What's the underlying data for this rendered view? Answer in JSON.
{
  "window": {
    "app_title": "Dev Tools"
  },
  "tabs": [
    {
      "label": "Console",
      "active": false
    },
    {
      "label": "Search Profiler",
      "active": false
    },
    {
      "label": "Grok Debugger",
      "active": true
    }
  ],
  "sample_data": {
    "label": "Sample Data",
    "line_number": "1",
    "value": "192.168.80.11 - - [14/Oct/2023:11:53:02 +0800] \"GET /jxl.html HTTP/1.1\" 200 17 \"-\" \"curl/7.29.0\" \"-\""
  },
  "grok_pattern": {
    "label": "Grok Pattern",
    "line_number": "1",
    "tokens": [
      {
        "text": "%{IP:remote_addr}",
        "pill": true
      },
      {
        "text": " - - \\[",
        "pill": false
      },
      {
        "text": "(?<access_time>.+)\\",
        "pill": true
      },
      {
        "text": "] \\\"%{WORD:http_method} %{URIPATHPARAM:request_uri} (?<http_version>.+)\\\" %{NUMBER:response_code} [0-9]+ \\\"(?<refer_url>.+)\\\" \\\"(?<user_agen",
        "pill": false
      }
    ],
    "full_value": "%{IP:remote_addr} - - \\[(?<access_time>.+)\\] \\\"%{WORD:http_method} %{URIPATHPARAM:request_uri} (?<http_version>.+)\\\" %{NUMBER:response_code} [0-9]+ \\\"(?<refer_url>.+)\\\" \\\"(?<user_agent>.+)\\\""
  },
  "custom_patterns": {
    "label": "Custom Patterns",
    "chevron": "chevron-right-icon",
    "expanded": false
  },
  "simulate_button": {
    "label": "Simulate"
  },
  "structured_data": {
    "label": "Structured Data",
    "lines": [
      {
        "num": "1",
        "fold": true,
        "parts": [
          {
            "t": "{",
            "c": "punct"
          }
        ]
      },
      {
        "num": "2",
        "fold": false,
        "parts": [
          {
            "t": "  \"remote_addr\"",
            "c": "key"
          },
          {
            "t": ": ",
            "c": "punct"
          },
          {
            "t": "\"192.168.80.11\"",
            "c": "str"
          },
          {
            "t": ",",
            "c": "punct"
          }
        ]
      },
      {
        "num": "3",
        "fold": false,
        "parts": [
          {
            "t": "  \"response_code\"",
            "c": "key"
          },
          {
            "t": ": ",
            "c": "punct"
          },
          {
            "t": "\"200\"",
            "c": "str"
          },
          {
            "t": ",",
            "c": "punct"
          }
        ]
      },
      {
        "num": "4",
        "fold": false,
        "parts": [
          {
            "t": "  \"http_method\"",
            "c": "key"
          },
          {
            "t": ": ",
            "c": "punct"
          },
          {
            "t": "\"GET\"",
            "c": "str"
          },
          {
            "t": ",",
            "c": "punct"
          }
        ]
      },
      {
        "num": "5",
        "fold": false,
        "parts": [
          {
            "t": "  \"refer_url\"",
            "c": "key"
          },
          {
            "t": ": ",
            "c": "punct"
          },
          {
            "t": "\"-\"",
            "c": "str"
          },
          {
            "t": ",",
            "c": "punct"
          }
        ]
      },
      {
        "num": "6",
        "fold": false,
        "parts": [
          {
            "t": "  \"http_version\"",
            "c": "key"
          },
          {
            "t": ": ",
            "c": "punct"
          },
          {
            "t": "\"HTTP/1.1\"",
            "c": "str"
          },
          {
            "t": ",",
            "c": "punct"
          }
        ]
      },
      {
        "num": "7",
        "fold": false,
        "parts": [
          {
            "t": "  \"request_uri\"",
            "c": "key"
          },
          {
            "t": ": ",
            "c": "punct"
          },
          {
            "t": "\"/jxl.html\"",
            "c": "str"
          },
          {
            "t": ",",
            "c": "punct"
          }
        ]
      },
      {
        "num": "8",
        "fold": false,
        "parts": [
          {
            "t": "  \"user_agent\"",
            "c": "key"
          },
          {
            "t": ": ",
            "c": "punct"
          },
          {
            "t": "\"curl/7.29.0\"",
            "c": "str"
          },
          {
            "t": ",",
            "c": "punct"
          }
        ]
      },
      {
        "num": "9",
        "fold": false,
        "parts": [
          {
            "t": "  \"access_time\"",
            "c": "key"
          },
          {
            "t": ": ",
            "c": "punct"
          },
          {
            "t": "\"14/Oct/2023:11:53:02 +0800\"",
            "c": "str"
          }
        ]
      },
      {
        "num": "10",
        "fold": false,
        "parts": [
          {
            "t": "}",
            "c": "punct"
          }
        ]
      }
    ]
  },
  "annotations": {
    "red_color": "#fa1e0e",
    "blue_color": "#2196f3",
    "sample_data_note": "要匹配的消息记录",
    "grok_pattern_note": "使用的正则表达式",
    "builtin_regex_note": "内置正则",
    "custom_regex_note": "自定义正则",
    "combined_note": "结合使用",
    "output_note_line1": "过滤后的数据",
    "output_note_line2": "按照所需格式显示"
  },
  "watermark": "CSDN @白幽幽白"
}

▶ _WRITTEN TASK_
Pick out and copy every line that contains the word "true".

▶ _SOLUTION FOR THIS EXERCISE_
      "active": true
        "pill": true
        "pill": true
        "fold": true,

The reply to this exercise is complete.